**Exercise aim**:
Examine each line of the data. Copy those that contain the string "resistance".

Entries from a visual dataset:
┌────────

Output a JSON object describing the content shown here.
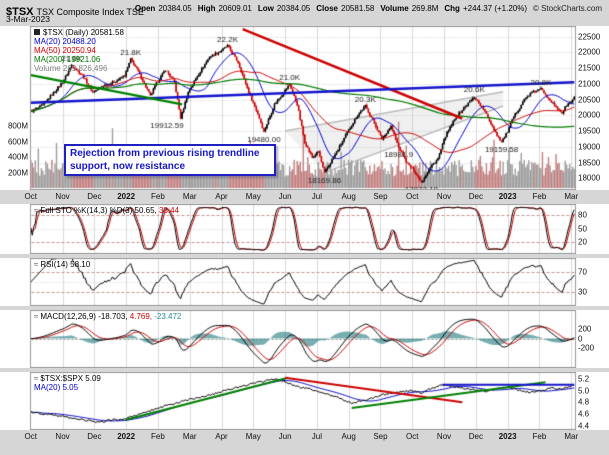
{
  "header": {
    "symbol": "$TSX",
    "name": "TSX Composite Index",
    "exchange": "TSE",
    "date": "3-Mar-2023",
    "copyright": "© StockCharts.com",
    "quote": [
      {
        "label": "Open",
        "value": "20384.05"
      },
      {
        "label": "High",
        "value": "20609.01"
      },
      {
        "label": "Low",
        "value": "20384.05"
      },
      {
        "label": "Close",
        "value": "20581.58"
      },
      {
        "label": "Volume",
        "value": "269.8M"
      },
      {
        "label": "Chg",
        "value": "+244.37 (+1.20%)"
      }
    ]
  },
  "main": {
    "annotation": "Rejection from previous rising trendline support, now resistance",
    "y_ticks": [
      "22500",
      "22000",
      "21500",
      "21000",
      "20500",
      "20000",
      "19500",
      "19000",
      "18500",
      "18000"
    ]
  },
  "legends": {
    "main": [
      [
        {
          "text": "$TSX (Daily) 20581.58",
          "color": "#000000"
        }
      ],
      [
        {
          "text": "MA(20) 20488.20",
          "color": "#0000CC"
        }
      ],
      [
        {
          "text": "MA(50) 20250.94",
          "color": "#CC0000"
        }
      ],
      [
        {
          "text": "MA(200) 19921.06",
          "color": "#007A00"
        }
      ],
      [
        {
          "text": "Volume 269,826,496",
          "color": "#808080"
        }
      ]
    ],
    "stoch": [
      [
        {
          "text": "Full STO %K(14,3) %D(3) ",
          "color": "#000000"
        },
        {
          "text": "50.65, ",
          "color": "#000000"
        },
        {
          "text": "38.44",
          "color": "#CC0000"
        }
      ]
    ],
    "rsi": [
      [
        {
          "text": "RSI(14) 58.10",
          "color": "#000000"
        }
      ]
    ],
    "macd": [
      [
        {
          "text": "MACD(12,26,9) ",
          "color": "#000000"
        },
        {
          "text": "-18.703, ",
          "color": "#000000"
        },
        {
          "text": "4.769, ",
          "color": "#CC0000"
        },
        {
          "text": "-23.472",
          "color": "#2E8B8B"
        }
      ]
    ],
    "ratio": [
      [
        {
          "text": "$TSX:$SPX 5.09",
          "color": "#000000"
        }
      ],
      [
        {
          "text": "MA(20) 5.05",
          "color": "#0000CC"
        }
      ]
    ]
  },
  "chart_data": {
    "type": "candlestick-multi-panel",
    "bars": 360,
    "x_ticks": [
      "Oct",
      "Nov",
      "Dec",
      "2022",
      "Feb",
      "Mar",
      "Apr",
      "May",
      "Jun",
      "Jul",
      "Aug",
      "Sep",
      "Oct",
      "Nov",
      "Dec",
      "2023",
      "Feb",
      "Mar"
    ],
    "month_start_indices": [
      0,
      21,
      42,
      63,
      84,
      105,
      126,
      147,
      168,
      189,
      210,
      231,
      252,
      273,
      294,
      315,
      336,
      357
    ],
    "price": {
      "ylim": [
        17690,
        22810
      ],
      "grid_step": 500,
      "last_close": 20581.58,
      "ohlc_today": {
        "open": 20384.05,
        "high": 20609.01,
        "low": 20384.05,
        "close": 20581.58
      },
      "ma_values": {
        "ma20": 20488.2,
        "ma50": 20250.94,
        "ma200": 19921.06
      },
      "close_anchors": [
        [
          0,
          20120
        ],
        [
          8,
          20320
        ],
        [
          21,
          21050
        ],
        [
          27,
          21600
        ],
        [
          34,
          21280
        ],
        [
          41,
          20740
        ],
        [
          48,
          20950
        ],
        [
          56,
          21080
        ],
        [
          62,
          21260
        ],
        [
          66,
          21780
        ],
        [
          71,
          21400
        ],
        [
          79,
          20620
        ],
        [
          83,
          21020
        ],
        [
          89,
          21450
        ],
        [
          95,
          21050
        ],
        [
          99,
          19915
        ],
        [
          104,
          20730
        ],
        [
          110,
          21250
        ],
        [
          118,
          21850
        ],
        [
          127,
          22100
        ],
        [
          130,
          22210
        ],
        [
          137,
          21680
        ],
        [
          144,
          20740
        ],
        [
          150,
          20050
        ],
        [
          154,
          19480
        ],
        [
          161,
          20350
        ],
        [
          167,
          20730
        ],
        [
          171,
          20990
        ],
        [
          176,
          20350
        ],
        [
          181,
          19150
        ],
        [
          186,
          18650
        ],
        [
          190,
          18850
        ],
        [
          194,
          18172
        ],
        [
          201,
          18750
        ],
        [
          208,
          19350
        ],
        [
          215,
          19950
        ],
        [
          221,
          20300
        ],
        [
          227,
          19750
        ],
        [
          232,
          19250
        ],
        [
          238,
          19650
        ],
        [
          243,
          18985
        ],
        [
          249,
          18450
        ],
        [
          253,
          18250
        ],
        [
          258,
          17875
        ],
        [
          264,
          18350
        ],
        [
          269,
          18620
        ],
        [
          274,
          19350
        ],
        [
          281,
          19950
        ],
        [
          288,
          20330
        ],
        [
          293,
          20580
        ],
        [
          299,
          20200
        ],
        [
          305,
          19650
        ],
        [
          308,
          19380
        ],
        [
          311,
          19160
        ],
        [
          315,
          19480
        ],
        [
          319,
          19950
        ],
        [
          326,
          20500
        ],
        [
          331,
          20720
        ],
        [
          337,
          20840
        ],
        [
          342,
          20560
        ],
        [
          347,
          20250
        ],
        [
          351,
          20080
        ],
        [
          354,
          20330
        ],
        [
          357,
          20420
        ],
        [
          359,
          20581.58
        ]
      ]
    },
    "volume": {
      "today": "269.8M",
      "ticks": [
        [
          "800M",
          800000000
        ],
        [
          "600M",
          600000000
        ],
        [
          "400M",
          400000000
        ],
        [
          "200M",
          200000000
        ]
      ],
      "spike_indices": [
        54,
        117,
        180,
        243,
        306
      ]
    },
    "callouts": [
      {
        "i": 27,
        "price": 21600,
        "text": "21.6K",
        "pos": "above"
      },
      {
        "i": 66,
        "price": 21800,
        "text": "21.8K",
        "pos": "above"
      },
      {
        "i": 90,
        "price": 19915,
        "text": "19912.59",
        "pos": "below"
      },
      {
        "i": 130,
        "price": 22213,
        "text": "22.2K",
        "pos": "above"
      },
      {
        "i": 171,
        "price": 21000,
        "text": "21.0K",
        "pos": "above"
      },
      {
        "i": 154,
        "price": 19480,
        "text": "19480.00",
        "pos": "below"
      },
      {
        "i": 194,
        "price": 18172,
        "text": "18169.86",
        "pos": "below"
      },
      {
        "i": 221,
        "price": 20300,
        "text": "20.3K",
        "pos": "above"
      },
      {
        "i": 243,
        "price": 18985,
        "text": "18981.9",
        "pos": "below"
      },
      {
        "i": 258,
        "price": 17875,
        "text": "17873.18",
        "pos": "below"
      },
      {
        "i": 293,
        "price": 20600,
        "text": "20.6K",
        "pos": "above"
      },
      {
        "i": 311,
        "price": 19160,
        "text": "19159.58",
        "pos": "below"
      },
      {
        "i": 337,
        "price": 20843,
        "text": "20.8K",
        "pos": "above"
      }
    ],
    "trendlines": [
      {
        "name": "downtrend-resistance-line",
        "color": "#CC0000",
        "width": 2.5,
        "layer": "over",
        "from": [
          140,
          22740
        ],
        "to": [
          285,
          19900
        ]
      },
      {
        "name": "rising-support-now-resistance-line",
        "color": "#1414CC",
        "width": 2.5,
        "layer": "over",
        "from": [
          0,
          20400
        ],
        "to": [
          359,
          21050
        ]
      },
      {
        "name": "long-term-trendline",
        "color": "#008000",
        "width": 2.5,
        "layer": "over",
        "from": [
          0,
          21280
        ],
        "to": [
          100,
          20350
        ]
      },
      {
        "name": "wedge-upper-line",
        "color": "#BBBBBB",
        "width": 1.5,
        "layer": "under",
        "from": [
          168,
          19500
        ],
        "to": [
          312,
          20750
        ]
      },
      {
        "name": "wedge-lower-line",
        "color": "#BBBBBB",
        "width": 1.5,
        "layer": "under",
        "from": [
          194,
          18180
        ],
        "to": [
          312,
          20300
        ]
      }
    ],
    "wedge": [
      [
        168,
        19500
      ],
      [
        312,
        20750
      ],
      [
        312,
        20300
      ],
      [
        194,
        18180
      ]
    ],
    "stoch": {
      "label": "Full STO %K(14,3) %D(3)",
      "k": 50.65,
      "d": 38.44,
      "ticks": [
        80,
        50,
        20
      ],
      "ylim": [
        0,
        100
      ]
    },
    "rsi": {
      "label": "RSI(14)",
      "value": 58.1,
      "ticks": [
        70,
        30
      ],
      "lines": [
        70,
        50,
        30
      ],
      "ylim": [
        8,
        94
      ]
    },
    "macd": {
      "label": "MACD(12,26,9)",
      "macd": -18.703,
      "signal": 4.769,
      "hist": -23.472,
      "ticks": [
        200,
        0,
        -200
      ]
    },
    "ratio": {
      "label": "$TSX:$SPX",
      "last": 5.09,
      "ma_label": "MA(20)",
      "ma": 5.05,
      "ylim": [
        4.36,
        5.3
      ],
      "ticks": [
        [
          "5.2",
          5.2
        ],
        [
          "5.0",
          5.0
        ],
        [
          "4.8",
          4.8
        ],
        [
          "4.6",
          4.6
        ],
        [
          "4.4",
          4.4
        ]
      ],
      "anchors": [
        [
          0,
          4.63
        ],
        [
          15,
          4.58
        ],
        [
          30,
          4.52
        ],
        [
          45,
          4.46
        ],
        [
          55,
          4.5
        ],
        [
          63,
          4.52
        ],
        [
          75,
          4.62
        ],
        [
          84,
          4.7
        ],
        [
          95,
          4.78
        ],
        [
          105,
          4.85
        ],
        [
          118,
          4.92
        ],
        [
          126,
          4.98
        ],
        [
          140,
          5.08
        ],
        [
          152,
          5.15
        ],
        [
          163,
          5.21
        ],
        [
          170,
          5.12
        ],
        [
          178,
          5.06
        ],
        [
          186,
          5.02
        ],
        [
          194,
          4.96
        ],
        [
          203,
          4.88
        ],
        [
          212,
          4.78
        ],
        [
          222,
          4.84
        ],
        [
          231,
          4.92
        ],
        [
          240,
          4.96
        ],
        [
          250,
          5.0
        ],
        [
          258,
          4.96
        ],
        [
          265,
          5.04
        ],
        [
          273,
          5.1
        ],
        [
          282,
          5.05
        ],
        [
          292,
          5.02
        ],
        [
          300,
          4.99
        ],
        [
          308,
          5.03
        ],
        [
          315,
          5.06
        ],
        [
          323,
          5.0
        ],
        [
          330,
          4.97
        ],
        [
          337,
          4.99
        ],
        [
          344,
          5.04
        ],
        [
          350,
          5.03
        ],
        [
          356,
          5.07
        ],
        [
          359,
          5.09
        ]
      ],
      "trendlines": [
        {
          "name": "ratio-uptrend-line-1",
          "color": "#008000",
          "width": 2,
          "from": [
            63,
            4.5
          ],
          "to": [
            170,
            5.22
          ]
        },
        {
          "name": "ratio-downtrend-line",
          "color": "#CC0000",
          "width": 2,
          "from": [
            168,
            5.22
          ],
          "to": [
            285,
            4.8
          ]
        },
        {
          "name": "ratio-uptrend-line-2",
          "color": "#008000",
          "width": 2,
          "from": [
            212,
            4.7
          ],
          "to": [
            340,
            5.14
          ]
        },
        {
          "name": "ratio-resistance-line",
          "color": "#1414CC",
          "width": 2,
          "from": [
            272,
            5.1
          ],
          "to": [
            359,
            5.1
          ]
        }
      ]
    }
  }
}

└────────

**Result below**:
    "annotation": "Rejection from previous rising trendline support, now resistance",
        "name": "downtrend-resistance-line",
        "name": "rising-support-now-resistance-line",
          "name": "ratio-resistance-line",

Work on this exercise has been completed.